# EXERCISE DIRECTIONS
Reproduce every entry in the listing without alteration.

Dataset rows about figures
● ● ● ● ●
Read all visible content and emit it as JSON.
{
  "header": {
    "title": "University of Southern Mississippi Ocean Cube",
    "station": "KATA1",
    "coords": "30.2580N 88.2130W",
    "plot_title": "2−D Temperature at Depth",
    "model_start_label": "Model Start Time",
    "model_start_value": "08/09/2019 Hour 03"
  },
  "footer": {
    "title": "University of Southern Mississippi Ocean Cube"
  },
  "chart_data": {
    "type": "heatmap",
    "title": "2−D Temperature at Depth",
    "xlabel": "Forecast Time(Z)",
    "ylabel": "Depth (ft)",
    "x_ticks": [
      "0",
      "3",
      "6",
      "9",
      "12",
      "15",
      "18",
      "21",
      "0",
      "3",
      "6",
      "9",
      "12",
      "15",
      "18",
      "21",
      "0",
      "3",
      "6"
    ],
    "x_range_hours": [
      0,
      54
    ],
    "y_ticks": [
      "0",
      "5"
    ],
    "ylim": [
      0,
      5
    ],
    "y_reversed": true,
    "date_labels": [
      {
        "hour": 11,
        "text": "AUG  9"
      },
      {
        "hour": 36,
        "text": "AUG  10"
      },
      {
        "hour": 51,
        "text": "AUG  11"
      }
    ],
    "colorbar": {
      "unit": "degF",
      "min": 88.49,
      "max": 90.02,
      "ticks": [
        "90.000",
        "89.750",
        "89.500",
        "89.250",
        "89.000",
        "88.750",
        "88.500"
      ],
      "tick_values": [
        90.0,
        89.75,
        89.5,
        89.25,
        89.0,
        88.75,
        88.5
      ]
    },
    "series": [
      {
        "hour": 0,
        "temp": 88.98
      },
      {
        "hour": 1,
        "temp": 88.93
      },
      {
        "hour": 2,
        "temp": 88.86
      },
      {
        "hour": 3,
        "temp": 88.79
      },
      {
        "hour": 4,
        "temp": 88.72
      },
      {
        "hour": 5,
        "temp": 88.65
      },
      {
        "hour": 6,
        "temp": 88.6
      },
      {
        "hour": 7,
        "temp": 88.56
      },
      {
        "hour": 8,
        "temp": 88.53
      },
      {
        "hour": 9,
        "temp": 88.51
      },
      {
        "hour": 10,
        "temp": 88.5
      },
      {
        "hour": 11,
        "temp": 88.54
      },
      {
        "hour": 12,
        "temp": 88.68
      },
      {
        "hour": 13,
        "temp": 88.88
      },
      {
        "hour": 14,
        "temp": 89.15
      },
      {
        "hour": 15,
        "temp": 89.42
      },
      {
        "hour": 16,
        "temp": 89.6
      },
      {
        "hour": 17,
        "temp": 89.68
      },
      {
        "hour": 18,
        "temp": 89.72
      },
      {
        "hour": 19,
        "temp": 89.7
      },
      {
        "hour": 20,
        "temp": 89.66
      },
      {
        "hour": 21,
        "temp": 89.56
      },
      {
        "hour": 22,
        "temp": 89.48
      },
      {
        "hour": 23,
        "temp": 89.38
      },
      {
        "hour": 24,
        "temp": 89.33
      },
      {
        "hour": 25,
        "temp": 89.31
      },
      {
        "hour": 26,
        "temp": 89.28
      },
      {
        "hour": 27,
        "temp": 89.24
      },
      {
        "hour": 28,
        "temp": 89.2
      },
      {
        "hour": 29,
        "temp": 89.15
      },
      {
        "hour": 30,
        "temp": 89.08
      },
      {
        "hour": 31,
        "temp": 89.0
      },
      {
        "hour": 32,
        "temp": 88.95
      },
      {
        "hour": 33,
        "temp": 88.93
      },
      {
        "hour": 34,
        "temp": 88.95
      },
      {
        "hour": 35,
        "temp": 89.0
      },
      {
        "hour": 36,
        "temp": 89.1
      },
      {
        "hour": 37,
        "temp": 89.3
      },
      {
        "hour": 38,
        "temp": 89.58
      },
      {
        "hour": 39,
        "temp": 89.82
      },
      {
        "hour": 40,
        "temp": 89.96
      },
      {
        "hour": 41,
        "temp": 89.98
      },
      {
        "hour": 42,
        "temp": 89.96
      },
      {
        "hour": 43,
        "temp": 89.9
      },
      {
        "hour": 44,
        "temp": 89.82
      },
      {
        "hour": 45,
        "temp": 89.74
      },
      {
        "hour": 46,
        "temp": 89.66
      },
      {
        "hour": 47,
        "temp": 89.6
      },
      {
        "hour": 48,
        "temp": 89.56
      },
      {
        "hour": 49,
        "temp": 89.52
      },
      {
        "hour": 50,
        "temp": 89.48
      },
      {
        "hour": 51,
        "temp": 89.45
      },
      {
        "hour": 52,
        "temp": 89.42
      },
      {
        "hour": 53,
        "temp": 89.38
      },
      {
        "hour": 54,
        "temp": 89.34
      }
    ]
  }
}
● ● ● ● ●
# THE SOLUTION
Read all visible content and emit it as JSON.
{
  "header": {
    "title": "University of Southern Mississippi Ocean Cube",
    "station": "KATA1",
    "coords": "30.2580N 88.2130W",
    "plot_title": "2−D Temperature at Depth",
    "model_start_label": "Model Start Time",
    "model_start_value": "08/09/2019 Hour 03"
  },
  "footer": {
    "title": "University of Southern Mississippi Ocean Cube"
  },
  "chart_data": {
    "type": "heatmap",
    "title": "2−D Temperature at Depth",
    "xlabel": "Forecast Time(Z)",
    "ylabel": "Depth (ft)",
    "x_ticks": [
      "0",
      "3",
      "6",
      "9",
      "12",
      "15",
      "18",
      "21",
      "0",
      "3",
      "6",
      "9",
      "12",
      "15",
      "18",
      "21",
      "0",
      "3",
      "6"
    ],
    "x_range_hours": [
      0,
      54
    ],
    "y_ticks": [
      "0",
      "5"
    ],
    "ylim": [
      0,
      5
    ],
    "y_reversed": true,
    "date_labels": [
      {
        "hour": 11,
        "text": "AUG  9"
      },
      {
        "hour": 36,
        "text": "AUG  10"
      },
      {
        "hour": 51,
        "text": "AUG  11"
      }
    ],
    "colorbar": {
      "unit": "degF",
      "min": 88.49,
      "max": 90.02,
      "ticks": [
        "90.000",
        "89.750",
        "89.500",
        "89.250",
        "89.000",
        "88.750",
        "88.500"
      ],
      "tick_values": [
        90.0,
        89.75,
        89.5,
        89.25,
        89.0,
        88.75,
        88.5
      ]
    },
    "series": [
      {
        "hour": 0,
        "temp": 88.98
      },
      {
        "hour": 1,
        "temp": 88.93
      },
      {
        "hour": 2,
        "temp": 88.86
      },
      {
        "hour": 3,
        "temp": 88.79
      },
      {
        "hour": 4,
        "temp": 88.72
      },
      {
        "hour": 5,
        "temp": 88.65
      },
      {
        "hour": 6,
        "temp": 88.6
      },
      {
        "hour": 7,
        "temp": 88.56
      },
      {
        "hour": 8,
        "temp": 88.53
      },
      {
        "hour": 9,
        "temp": 88.51
      },
      {
        "hour": 10,
        "temp": 88.5
      },
      {
        "hour": 11,
        "temp": 88.54
      },
      {
        "hour": 12,
        "temp": 88.68
      },
      {
        "hour": 13,
        "temp": 88.88
      },
      {
        "hour": 14,
        "temp": 89.15
      },
      {
        "hour": 15,
        "temp": 89.42
      },
      {
        "hour": 16,
        "temp": 89.6
      },
      {
        "hour": 17,
        "temp": 89.68
      },
      {
        "hour": 18,
        "temp": 89.72
      },
      {
        "hour": 19,
        "temp": 89.7
      },
      {
        "hour": 20,
        "temp": 89.66
      },
      {
        "hour": 21,
        "temp": 89.56
      },
      {
        "hour": 22,
        "temp": 89.48
      },
      {
        "hour": 23,
        "temp": 89.38
      },
      {
        "hour": 24,
        "temp": 89.33
      },
      {
        "hour": 25,
        "temp": 89.31
      },
      {
        "hour": 26,
        "temp": 89.28
      },
      {
        "hour": 27,
        "temp": 89.24
      },
      {
        "hour": 28,
        "temp": 89.2
      },
      {
        "hour": 29,
        "temp": 89.15
      },
      {
        "hour": 30,
        "temp": 89.08
      },
      {
        "hour": 31,
        "temp": 89.0
      },
      {
        "hour": 32,
        "temp": 88.95
      },
      {
        "hour": 33,
        "temp": 88.93
      },
      {
        "hour": 34,
        "temp": 88.95
      },
      {
        "hour": 35,
        "temp": 89.0
      },
      {
        "hour": 36,
        "temp": 89.1
      },
      {
        "hour": 37,
        "temp": 89.3
      },
      {
        "hour": 38,
        "temp": 89.58
      },
      {
        "hour": 39,
        "temp": 89.82
      },
      {
        "hour": 40,
        "temp": 89.96
      },
      {
        "hour": 41,
        "temp": 89.98
      },
      {
        "hour": 42,
        "temp": 89.96
      },
      {
        "hour": 43,
        "temp": 89.9
      },
      {
        "hour": 44,
        "temp": 89.82
      },
      {
        "hour": 45,
        "temp": 89.74
      },
      {
        "hour": 46,
        "temp": 89.66
      },
      {
        "hour": 47,
        "temp": 89.6
      },
      {
        "hour": 48,
        "temp": 89.56
      },
      {
        "hour": 49,
        "temp": 89.52
      },
      {
        "hour": 50,
        "temp": 89.48
      },
      {
        "hour": 51,
        "temp": 89.45
      },
      {
        "hour": 52,
        "temp": 89.42
      },
      {
        "hour": 53,
        "temp": 89.38
      },
      {
        "hour": 54,
        "temp": 89.34
      }
    ]
  }
}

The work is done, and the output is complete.